-- BEGIN TASK MATERIAL --

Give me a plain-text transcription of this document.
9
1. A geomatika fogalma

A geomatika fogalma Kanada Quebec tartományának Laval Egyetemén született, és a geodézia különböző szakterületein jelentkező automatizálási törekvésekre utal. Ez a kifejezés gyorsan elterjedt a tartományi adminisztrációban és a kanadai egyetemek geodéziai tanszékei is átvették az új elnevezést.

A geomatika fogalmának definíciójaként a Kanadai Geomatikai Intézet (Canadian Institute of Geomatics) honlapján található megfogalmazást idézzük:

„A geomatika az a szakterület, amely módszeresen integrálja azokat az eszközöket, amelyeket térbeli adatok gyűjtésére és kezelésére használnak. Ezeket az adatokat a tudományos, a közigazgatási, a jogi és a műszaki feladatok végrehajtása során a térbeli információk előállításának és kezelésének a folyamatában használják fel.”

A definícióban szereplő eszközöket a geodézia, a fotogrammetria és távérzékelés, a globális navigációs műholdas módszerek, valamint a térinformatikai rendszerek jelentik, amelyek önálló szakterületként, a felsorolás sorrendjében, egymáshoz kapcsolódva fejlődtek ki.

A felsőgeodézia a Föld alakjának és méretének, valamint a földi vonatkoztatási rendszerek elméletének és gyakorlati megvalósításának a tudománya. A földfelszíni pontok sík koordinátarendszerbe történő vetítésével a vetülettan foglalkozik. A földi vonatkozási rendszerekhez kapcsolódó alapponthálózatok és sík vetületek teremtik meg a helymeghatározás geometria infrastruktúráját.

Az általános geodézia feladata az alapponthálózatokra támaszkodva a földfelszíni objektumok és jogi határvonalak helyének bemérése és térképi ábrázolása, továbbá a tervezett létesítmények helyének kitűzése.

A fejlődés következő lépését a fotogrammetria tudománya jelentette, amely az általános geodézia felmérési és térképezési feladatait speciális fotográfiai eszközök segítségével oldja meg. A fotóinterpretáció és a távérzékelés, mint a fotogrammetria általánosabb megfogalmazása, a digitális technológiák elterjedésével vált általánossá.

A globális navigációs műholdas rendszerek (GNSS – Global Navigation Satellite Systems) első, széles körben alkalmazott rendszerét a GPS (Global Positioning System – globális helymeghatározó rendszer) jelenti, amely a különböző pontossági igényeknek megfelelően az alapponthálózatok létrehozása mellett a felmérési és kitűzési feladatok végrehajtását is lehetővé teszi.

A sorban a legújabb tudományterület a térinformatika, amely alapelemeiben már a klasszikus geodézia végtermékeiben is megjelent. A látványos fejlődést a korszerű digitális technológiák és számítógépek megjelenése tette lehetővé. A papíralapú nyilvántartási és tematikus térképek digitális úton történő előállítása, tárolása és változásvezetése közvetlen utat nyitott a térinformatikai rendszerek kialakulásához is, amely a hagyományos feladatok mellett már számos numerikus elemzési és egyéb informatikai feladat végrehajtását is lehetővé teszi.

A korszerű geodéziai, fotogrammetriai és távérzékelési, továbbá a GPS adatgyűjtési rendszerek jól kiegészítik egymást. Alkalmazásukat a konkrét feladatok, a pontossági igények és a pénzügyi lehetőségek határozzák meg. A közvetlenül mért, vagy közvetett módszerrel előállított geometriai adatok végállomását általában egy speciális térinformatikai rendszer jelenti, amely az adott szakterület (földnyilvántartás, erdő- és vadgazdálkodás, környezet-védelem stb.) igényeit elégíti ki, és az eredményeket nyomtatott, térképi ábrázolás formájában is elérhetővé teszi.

-- END TASK MATERIAL --

- **OBJECTIVE**
Search the records for the word "geodéziai". Copy every line that has it.

- **REPLY**
A geomatika fogalma Kanada Quebec tartományának Laval Egyetemén született, és a geodézia különböző szakterületein jelentkező automatizálási törekvésekre utal. Ez a kifejezés gyorsan elterjedt a tartományi adminisztrációban és a kanadai egyetemek geodéziai tanszékei is átvették az új elnevezést.
A korszerű geodéziai, fotogrammetriai és távérzékelési, továbbá a GPS adatgyűjtési rendszerek jól kiegészítik egymást. Alkalmazásukat a konkrét feladatok, a pontossági igények és a pénzügyi lehetőségek határozzák meg. A közvetlenül mért, vagy közvetett módszerrel előállított geometriai adatok végállomását általában egy speciális térinformatikai rendszer jelenti, amely az adott szakterület (földnyilvántartás, erdő- és vadgazdálkodás, környezet-védelem stb.) igényeit elégíti ki, és az eredményeket nyomtatott, térképi ábrázolás formájában is elérhetővé teszi.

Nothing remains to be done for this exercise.